» INPUT ROWS:
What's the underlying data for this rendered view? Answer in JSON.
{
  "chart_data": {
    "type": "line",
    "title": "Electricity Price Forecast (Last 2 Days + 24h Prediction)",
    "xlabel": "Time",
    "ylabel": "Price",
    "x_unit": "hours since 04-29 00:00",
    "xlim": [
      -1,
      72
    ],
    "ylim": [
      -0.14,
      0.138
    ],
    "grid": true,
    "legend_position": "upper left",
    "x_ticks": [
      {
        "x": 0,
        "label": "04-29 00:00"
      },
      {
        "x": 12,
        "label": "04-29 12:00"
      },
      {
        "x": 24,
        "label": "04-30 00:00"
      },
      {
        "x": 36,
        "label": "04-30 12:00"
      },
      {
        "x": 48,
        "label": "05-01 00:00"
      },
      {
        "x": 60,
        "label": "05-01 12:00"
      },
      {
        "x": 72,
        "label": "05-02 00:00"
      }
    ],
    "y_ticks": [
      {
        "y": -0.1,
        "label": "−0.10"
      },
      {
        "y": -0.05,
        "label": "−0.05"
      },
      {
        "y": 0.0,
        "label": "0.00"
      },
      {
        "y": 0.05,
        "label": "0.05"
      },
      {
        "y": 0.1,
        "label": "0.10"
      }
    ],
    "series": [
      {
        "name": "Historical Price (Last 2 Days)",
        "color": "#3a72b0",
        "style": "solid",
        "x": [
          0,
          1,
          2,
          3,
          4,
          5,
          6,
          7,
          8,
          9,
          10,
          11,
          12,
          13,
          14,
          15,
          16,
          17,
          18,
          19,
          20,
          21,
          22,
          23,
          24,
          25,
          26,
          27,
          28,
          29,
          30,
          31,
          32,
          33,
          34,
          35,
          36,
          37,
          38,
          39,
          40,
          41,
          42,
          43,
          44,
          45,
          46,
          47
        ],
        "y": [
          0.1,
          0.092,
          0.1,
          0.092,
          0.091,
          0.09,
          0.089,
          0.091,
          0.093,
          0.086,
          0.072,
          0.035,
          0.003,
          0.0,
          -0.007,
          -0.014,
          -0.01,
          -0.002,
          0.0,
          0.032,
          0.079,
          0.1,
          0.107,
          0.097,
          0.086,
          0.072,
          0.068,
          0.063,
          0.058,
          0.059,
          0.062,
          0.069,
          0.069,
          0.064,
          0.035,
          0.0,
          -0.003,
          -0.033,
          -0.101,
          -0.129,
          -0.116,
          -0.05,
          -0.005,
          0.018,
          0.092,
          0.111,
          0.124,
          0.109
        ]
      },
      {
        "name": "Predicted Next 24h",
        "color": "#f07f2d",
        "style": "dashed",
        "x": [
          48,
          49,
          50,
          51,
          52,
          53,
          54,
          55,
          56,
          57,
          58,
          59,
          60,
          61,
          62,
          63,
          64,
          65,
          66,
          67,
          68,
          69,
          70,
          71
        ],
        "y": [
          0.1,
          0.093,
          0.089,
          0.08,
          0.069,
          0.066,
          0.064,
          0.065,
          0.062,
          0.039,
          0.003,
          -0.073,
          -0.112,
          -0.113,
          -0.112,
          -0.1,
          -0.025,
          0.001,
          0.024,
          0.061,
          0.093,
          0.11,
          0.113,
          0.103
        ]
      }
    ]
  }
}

» AIM OF THE EXERCISE: Give every line of the material again, exactly as it reads.

» RIGHT ANSWER:
What's the underlying data for this rendered view? Answer in JSON.
{
  "chart_data": {
    "type": "line",
    "title": "Electricity Price Forecast (Last 2 Days + 24h Prediction)",
    "xlabel": "Time",
    "ylabel": "Price",
    "x_unit": "hours since 04-29 00:00",
    "xlim": [
      -1,
      72
    ],
    "ylim": [
      -0.14,
      0.138
    ],
    "grid": true,
    "legend_position": "upper left",
    "x_ticks": [
      {
        "x": 0,
        "label": "04-29 00:00"
      },
      {
        "x": 12,
        "label": "04-29 12:00"
      },
      {
        "x": 24,
        "label": "04-30 00:00"
      },
      {
        "x": 36,
        "label": "04-30 12:00"
      },
      {
        "x": 48,
        "label": "05-01 00:00"
      },
      {
        "x": 60,
        "label": "05-01 12:00"
      },
      {
        "x": 72,
        "label": "05-02 00:00"
      }
    ],
    "y_ticks": [
      {
        "y": -0.1,
        "label": "−0.10"
      },
      {
        "y": -0.05,
        "label": "−0.05"
      },
      {
        "y": 0.0,
        "label": "0.00"
      },
      {
        "y": 0.05,
        "label": "0.05"
      },
      {
        "y": 0.1,
        "label": "0.10"
      }
    ],
    "series": [
      {
        "name": "Historical Price (Last 2 Days)",
        "color": "#3a72b0",
        "style": "solid",
        "x": [
          0,
          1,
          2,
          3,
          4,
          5,
          6,
          7,
          8,
          9,
          10,
          11,
          12,
          13,
          14,
          15,
          16,
          17,
          18,
          19,
          20,
          21,
          22,
          23,
          24,
          25,
          26,
          27,
          28,
          29,
          30,
          31,
          32,
          33,
          34,
          35,
          36,
          37,
          38,
          39,
          40,
          41,
          42,
          43,
          44,
          45,
          46,
          47
        ],
        "y": [
          0.1,
          0.092,
          0.1,
          0.092,
          0.091,
          0.09,
          0.089,
          0.091,
          0.093,
          0.086,
          0.072,
          0.035,
          0.003,
          0.0,
          -0.007,
          -0.014,
          -0.01,
          -0.002,
          0.0,
          0.032,
          0.079,
          0.1,
          0.107,
          0.097,
          0.086,
          0.072,
          0.068,
          0.063,
          0.058,
          0.059,
          0.062,
          0.069,
          0.069,
          0.064,
          0.035,
          0.0,
          -0.003,
          -0.033,
          -0.101,
          -0.129,
          -0.116,
          -0.05,
          -0.005,
          0.018,
          0.092,
          0.111,
          0.124,
          0.109
        ]
      },
      {
        "name": "Predicted Next 24h",
        "color": "#f07f2d",
        "style": "dashed",
        "x": [
          48,
          49,
          50,
          51,
          52,
          53,
          54,
          55,
          56,
          57,
          58,
          59,
          60,
          61,
          62,
          63,
          64,
          65,
          66,
          67,
          68,
          69,
          70,
          71
        ],
        "y": [
          0.1,
          0.093,
          0.089,
          0.08,
          0.069,
          0.066,
          0.064,
          0.065,
          0.062,
          0.039,
          0.003,
          -0.073,
          -0.112,
          -0.113,
          -0.112,
          -0.1,
          -0.025,
          0.001,
          0.024,
          0.061,
          0.093,
          0.11,
          0.113,
          0.103
        ]
      }
    ]
  }
}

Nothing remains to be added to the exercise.